◆ Exercise brief
Search the records below for the word "krav". Pull out each line that has it.

◆ The data

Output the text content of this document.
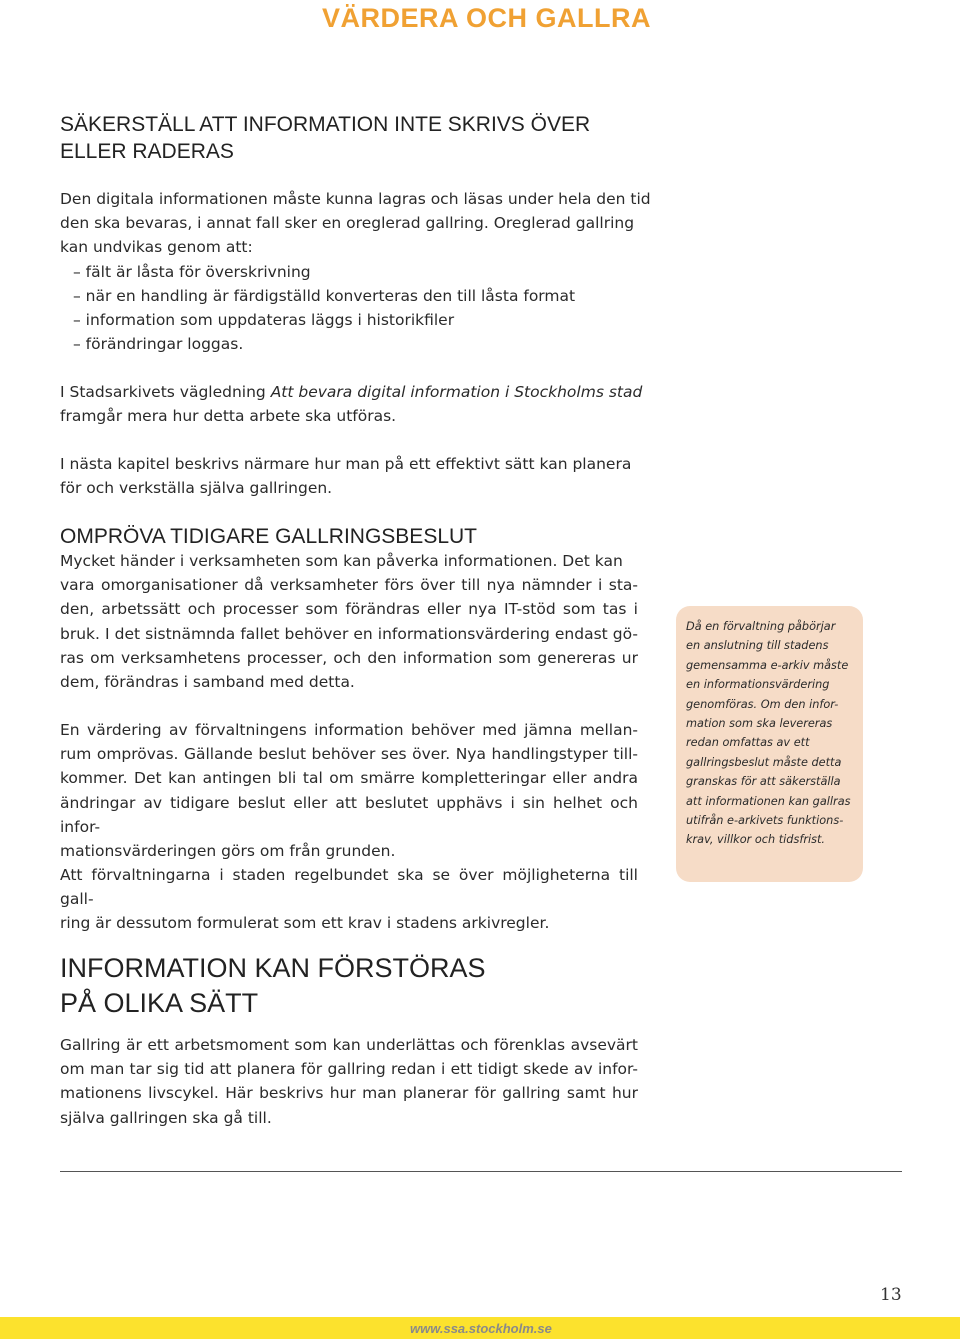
VÄRDERA OCH GALLRA
SÄKERSTÄLL ATT INFORMATION INTE SKRIVS ÖVER
ELLER RADERAS
Den digitala informationen måste kunna lagras och läsas under hela den tid
den ska bevaras, i annat fall sker en oreglerad gallring. Oreglerad gallring
kan undvikas genom att:
– fält är låsta för överskrivning
– när en handling är färdigställd konverteras den till låsta format
– information som uppdateras läggs i historikfiler
– förändringar loggas.
I Stadsarkivets vägledning Att bevara digital information i Stockholms stad
framgår mera hur detta arbete ska utföras.
I nästa kapitel beskrivs närmare hur man på ett effektivt sätt kan planera
för och verkställa själva gallringen.
OMPRÖVA TIDIGARE GALLRINGSBESLUT
Mycket händer i verksamheten som kan påverka informationen. Det kan
vara omorganisationer då verksamheter förs över till nya nämnder i sta-
den, arbetssätt och processer som förändras eller nya IT-stöd som tas i
bruk. I det sistnämnda fallet behöver en informationsvärdering endast gö-
ras om verksamhetens processer, och den information som genereras ur
dem, förändras i samband med detta.
En värdering av förvaltningens information behöver med jämna mellan-
rum omprövas. Gällande beslut behöver ses över. Nya handlingstyper till-
kommer. Det kan antingen bli tal om smärre kompletteringar eller andra
ändringar av tidigare beslut eller att beslutet upphävs i sin helhet och infor-
mationsvärderingen görs om från grunden.
Att förvaltningarna i staden regelbundet ska se över möjligheterna till gall-
ring är dessutom formulerat som ett krav i stadens arkivregler.
Då en förvaltning påbörjar
en anslutning till stadens
gemensamma e-arkiv måste
en informationsvärdering
genomföras. Om den infor-
mation som ska levereras
redan omfattas av ett
gallringsbeslut måste detta
granskas för att säkerställa
att informationen kan gallras
utifrån e-arkivets funktions-
krav, villkor och tidsfrist.
INFORMATION KAN FÖRSTÖRAS
PÅ OLIKA SÄTT
Gallring är ett arbetsmoment som kan underlättas och förenklas avsevärt
om man tar sig tid att planera för gallring redan i ett tidigt skede av infor-
mationens livscykel. Här beskrivs hur man planerar för gallring samt hur
själva gallringen ska gå till.
13
www.ssa.stockholm.se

◆ Solution to this task
ring är dessutom formulerat som ett krav i stadens arkivregler.
krav, villkor och tidsfrist.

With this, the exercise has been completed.